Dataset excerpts
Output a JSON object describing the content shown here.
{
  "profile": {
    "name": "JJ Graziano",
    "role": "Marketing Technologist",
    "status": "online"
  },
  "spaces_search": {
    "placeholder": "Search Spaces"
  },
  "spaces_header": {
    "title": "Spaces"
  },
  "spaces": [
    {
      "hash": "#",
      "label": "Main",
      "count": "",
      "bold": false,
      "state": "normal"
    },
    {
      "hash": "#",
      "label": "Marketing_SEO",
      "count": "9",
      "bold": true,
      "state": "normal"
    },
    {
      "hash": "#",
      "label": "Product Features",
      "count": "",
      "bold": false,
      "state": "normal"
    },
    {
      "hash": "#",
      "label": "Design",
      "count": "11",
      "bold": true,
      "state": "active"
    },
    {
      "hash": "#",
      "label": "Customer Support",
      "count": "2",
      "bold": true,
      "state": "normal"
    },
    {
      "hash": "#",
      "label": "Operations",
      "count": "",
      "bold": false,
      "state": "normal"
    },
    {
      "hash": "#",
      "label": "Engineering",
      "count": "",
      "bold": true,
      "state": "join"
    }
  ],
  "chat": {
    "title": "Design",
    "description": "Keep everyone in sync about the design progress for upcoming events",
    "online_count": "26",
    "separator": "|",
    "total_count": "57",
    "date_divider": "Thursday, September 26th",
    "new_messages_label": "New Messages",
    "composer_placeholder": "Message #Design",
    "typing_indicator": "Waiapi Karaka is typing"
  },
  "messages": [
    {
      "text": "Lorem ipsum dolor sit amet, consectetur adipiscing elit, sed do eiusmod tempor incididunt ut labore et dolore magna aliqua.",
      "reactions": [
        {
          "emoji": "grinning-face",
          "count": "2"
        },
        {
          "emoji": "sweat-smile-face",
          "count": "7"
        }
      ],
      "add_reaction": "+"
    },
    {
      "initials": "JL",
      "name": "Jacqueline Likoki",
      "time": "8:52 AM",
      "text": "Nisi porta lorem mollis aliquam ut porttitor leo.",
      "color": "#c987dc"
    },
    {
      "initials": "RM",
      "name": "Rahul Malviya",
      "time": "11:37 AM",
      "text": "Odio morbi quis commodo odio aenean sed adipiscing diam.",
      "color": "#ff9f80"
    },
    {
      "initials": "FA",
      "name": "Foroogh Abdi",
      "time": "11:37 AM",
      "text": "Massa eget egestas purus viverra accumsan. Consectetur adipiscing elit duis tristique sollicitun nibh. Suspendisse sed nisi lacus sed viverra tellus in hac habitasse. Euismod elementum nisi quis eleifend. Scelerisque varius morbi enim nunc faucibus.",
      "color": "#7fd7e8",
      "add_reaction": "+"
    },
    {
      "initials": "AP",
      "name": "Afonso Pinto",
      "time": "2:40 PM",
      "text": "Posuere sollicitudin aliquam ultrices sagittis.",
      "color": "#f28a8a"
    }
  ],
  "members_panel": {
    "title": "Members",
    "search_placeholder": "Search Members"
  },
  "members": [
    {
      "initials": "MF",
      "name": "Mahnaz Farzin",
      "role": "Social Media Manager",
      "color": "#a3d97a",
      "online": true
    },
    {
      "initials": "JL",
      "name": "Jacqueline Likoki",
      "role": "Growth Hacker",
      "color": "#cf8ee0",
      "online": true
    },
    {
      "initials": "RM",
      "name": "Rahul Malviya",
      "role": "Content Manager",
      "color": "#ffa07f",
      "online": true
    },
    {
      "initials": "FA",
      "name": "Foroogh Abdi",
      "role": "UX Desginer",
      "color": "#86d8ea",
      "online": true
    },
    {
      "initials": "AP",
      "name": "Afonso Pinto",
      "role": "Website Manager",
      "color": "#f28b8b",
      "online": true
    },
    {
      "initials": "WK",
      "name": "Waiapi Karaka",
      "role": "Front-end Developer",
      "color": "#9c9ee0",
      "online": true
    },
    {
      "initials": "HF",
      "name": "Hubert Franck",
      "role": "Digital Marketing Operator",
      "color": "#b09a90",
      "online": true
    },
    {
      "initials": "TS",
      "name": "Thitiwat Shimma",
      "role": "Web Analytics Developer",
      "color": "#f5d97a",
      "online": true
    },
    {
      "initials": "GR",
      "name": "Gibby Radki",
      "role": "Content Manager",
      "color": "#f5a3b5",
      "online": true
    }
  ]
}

> _WHAT YOU WILL DO_
The records above should be duplicated in full, exactly as given.

> _RIGHT ANSWER_
Output a JSON object describing the content shown here.
{
  "profile": {
    "name": "JJ Graziano",
    "role": "Marketing Technologist",
    "status": "online"
  },
  "spaces_search": {
    "placeholder": "Search Spaces"
  },
  "spaces_header": {
    "title": "Spaces"
  },
  "spaces": [
    {
      "hash": "#",
      "label": "Main",
      "count": "",
      "bold": false,
      "state": "normal"
    },
    {
      "hash": "#",
      "label": "Marketing_SEO",
      "count": "9",
      "bold": true,
      "state": "normal"
    },
    {
      "hash": "#",
      "label": "Product Features",
      "count": "",
      "bold": false,
      "state": "normal"
    },
    {
      "hash": "#",
      "label": "Design",
      "count": "11",
      "bold": true,
      "state": "active"
    },
    {
      "hash": "#",
      "label": "Customer Support",
      "count": "2",
      "bold": true,
      "state": "normal"
    },
    {
      "hash": "#",
      "label": "Operations",
      "count": "",
      "bold": false,
      "state": "normal"
    },
    {
      "hash": "#",
      "label": "Engineering",
      "count": "",
      "bold": true,
      "state": "join"
    }
  ],
  "chat": {
    "title": "Design",
    "description": "Keep everyone in sync about the design progress for upcoming events",
    "online_count": "26",
    "separator": "|",
    "total_count": "57",
    "date_divider": "Thursday, September 26th",
    "new_messages_label": "New Messages",
    "composer_placeholder": "Message #Design",
    "typing_indicator": "Waiapi Karaka is typing"
  },
  "messages": [
    {
      "text": "Lorem ipsum dolor sit amet, consectetur adipiscing elit, sed do eiusmod tempor incididunt ut labore et dolore magna aliqua.",
      "reactions": [
        {
          "emoji": "grinning-face",
          "count": "2"
        },
        {
          "emoji": "sweat-smile-face",
          "count": "7"
        }
      ],
      "add_reaction": "+"
    },
    {
      "initials": "JL",
      "name": "Jacqueline Likoki",
      "time": "8:52 AM",
      "text": "Nisi porta lorem mollis aliquam ut porttitor leo.",
      "color": "#c987dc"
    },
    {
      "initials": "RM",
      "name": "Rahul Malviya",
      "time": "11:37 AM",
      "text": "Odio morbi quis commodo odio aenean sed adipiscing diam.",
      "color": "#ff9f80"
    },
    {
      "initials": "FA",
      "name": "Foroogh Abdi",
      "time": "11:37 AM",
      "text": "Massa eget egestas purus viverra accumsan. Consectetur adipiscing elit duis tristique sollicitun nibh. Suspendisse sed nisi lacus sed viverra tellus in hac habitasse. Euismod elementum nisi quis eleifend. Scelerisque varius morbi enim nunc faucibus.",
      "color": "#7fd7e8",
      "add_reaction": "+"
    },
    {
      "initials": "AP",
      "name": "Afonso Pinto",
      "time": "2:40 PM",
      "text": "Posuere sollicitudin aliquam ultrices sagittis.",
      "color": "#f28a8a"
    }
  ],
  "members_panel": {
    "title": "Members",
    "search_placeholder": "Search Members"
  },
  "members": [
    {
      "initials": "MF",
      "name": "Mahnaz Farzin",
      "role": "Social Media Manager",
      "color": "#a3d97a",
      "online": true
    },
    {
      "initials": "JL",
      "name": "Jacqueline Likoki",
      "role": "Growth Hacker",
      "color": "#cf8ee0",
      "online": true
    },
    {
      "initials": "RM",
      "name": "Rahul Malviya",
      "role": "Content Manager",
      "color": "#ffa07f",
      "online": true
    },
    {
      "initials": "FA",
      "name": "Foroogh Abdi",
      "role": "UX Desginer",
      "color": "#86d8ea",
      "online": true
    },
    {
      "initials": "AP",
      "name": "Afonso Pinto",
      "role": "Website Manager",
      "color": "#f28b8b",
      "online": true
    },
    {
      "initials": "WK",
      "name": "Waiapi Karaka",
      "role": "Front-end Developer",
      "color": "#9c9ee0",
      "online": true
    },
    {
      "initials": "HF",
      "name": "Hubert Franck",
      "role": "Digital Marketing Operator",
      "color": "#b09a90",
      "online": true
    },
    {
      "initials": "TS",
      "name": "Thitiwat Shimma",
      "role": "Web Analytics Developer",
      "color": "#f5d97a",
      "online": true
    },
    {
      "initials": "GR",
      "name": "Gibby Radki",
      "role": "Content Manager",
      "color": "#f5a3b5",
      "online": true
    }
  ]
}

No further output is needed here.